Element location data:
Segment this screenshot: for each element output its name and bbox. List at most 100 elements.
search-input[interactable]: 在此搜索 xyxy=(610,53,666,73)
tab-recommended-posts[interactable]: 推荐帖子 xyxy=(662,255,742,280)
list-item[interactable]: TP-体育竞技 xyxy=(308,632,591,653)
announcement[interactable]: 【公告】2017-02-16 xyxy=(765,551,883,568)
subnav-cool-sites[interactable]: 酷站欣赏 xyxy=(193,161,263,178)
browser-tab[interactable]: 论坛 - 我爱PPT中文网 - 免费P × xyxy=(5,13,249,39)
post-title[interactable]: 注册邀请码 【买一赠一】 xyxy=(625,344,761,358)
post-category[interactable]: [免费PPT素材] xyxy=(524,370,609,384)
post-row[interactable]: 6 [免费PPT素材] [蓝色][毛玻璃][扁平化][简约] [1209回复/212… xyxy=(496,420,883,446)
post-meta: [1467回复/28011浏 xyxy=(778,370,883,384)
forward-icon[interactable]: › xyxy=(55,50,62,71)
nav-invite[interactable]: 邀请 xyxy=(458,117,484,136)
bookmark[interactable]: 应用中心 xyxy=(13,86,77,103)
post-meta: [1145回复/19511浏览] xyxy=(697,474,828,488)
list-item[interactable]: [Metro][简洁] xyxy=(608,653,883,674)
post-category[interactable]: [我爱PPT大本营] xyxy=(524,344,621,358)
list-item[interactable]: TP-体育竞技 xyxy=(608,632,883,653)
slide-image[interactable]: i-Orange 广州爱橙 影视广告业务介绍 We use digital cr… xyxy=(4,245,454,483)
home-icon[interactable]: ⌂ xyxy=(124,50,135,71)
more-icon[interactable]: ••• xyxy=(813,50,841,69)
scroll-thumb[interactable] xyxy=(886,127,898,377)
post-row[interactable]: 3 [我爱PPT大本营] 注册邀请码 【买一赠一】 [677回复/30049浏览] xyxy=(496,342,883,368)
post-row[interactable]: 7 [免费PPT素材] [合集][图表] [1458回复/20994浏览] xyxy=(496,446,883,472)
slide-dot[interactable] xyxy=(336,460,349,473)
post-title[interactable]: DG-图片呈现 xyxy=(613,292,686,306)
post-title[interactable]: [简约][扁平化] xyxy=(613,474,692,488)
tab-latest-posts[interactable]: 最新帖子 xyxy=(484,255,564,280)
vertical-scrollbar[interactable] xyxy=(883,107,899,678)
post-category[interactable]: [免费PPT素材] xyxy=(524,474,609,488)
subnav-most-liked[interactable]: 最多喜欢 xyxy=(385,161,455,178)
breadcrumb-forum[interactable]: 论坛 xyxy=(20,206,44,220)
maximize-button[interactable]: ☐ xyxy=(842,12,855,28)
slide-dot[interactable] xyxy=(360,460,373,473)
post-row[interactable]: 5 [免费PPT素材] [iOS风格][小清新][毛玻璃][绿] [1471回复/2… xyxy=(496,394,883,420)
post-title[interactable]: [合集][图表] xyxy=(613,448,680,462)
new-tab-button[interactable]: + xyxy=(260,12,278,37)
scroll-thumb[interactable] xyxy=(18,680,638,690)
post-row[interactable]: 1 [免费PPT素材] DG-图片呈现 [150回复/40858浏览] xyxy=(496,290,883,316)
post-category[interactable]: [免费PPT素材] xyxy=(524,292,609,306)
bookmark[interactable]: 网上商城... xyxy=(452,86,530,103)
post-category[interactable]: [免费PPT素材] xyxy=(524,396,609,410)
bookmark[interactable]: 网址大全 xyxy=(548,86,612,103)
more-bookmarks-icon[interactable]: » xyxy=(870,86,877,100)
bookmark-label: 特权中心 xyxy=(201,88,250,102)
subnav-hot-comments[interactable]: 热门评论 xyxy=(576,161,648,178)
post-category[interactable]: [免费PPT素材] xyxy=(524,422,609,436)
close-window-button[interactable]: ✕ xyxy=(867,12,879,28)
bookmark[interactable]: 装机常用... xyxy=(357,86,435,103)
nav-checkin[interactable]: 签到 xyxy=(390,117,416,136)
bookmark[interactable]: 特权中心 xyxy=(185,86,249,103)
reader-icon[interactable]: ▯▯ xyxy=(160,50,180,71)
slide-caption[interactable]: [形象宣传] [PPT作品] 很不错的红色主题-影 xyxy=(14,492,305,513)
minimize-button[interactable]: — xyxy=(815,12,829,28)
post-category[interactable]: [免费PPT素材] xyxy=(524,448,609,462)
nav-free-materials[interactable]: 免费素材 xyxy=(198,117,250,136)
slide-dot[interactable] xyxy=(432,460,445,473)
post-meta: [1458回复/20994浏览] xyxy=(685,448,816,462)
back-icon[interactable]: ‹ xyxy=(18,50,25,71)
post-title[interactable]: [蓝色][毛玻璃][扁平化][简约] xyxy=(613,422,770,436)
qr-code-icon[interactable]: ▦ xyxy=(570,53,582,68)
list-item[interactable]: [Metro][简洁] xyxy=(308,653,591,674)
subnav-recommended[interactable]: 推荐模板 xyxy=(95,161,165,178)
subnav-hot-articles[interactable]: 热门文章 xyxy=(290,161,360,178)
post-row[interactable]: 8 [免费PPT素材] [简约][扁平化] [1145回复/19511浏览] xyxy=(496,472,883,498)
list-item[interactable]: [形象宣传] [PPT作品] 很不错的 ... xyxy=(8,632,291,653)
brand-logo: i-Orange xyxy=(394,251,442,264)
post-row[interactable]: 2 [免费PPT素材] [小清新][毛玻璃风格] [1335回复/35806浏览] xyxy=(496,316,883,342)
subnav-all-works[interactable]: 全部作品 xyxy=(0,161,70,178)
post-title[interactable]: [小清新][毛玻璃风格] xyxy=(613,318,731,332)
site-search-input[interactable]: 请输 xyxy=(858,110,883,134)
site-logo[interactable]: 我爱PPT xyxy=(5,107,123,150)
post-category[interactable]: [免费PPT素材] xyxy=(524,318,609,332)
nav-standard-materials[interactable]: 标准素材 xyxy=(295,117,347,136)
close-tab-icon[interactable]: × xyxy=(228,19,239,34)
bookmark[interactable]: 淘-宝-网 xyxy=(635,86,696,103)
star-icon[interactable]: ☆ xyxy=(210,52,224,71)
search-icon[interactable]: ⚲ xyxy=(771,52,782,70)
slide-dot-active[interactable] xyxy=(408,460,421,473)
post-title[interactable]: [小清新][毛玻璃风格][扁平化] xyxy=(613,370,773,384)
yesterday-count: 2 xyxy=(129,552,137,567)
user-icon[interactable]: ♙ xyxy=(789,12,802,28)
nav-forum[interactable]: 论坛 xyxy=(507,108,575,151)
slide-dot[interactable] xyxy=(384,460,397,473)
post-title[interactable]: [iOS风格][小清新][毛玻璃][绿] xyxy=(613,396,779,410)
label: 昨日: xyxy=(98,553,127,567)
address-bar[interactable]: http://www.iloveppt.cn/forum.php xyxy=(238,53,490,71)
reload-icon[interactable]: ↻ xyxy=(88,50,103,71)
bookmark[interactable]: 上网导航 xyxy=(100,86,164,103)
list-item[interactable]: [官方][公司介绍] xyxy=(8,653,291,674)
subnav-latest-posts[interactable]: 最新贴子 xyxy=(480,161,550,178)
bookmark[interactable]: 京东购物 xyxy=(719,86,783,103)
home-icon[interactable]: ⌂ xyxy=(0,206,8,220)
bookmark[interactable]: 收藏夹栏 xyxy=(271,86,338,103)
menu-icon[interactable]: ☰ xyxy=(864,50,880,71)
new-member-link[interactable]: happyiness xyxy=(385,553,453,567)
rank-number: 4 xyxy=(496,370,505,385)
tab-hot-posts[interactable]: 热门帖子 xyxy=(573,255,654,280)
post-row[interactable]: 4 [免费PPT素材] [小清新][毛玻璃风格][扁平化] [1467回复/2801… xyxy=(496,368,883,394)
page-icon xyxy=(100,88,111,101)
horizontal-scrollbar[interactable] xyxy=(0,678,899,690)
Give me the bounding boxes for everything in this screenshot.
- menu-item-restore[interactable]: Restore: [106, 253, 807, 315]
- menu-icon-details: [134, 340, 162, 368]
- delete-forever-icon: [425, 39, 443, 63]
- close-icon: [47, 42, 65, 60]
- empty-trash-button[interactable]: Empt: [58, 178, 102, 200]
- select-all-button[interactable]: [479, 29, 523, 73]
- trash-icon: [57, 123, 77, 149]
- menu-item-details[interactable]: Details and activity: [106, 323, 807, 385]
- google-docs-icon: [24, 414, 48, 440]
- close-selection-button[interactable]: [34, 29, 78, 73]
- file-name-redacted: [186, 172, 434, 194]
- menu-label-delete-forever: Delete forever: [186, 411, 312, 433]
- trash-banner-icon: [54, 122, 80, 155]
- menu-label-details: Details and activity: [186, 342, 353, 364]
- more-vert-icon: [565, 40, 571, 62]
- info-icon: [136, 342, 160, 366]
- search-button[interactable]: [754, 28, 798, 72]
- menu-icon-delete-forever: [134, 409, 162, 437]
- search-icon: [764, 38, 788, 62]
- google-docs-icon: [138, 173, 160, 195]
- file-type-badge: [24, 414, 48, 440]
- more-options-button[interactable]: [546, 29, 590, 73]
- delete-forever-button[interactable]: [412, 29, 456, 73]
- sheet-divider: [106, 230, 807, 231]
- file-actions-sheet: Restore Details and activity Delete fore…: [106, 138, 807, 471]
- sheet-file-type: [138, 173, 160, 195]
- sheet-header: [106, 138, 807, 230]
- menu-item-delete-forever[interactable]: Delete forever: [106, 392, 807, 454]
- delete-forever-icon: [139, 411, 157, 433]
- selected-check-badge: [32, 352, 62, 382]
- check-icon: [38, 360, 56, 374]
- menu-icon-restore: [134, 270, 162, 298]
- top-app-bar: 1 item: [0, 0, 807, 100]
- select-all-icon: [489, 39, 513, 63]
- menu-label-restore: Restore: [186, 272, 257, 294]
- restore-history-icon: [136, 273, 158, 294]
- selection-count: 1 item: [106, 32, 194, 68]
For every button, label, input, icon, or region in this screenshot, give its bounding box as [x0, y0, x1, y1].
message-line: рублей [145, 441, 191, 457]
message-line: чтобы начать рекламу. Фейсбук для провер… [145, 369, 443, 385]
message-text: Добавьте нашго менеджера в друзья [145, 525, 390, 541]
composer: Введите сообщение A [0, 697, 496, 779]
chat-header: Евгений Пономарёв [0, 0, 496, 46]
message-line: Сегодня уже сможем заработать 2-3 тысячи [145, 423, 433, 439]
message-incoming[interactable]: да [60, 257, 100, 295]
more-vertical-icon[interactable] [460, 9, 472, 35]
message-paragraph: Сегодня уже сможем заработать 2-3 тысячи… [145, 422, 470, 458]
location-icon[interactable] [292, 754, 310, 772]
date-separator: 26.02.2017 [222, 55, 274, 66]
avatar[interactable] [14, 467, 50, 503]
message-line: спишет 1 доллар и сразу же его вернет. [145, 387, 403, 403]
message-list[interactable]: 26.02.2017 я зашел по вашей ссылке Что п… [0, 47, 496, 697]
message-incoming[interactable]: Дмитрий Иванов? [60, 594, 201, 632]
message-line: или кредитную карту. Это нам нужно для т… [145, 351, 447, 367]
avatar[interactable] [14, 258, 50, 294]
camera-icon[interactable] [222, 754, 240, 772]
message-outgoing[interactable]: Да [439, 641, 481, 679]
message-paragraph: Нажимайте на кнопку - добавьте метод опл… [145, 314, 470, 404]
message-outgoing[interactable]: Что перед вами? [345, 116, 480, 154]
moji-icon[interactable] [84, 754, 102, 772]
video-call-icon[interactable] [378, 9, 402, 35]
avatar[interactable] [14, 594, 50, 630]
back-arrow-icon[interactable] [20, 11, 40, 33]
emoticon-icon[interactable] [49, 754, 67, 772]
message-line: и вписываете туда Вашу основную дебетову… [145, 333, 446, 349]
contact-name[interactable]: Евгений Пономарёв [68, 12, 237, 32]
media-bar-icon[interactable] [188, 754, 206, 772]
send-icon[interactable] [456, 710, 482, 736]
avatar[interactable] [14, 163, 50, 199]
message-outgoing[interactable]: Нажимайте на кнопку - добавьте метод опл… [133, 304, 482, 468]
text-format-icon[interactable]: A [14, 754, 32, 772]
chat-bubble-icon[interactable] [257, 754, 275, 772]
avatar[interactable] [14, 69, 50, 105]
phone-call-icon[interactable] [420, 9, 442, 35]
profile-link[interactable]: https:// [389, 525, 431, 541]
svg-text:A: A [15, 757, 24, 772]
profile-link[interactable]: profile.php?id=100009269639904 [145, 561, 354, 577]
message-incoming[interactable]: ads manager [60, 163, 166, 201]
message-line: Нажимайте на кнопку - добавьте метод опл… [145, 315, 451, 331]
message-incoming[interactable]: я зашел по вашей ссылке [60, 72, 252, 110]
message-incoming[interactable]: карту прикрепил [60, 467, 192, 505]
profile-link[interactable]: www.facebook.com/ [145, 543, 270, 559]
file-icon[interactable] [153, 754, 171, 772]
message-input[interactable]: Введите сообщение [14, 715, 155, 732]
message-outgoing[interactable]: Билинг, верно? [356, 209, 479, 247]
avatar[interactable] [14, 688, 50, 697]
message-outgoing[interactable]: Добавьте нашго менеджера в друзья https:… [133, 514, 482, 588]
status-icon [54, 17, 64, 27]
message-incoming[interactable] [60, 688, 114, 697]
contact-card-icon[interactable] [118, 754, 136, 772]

▶ [DESCRIPTION OF THE TASK] Recast everything from the start of the material down to the line containing "post-meta: [1467回复/28011浏 xyxy=(778,370,883,384)" as a JSON list of strings, with one string per line and blank lines left out.

▶ [FULL OUTPUT]
[
  "Segment this screenshot: for each element output its name and bbox. List at most 100 elements.",
  "search-input[interactable]: 在此搜索 xyxy=(610,53,666,73)",
  "tab-recommended-posts[interactable]: 推荐帖子 xyxy=(662,255,742,280)",
  "list-item[interactable]: TP-体育竞技 xyxy=(308,632,591,653)",
  "announcement[interactable]: 【公告】2017-02-16 xyxy=(765,551,883,568)",
  "subnav-cool-sites[interactable]: 酷站欣赏 xyxy=(193,161,263,178)",
  "browser-tab[interactable]: 论坛 - 我爱PPT中文网 - 免费P × xyxy=(5,13,249,39)",
  "post-title[interactable]: 注册邀请码 【买一赠一】 xyxy=(625,344,761,358)",
  "post-category[interactable]: [免费PPT素材] xyxy=(524,370,609,384)",
  "post-row[interactable]: 6 [免费PPT素材] [蓝色][毛玻璃][扁平化][简约] [1209回复/212… xyxy=(496,420,883,446)",
  "post-meta: [1467回复/28011浏 xyxy=(778,370,883,384)"
]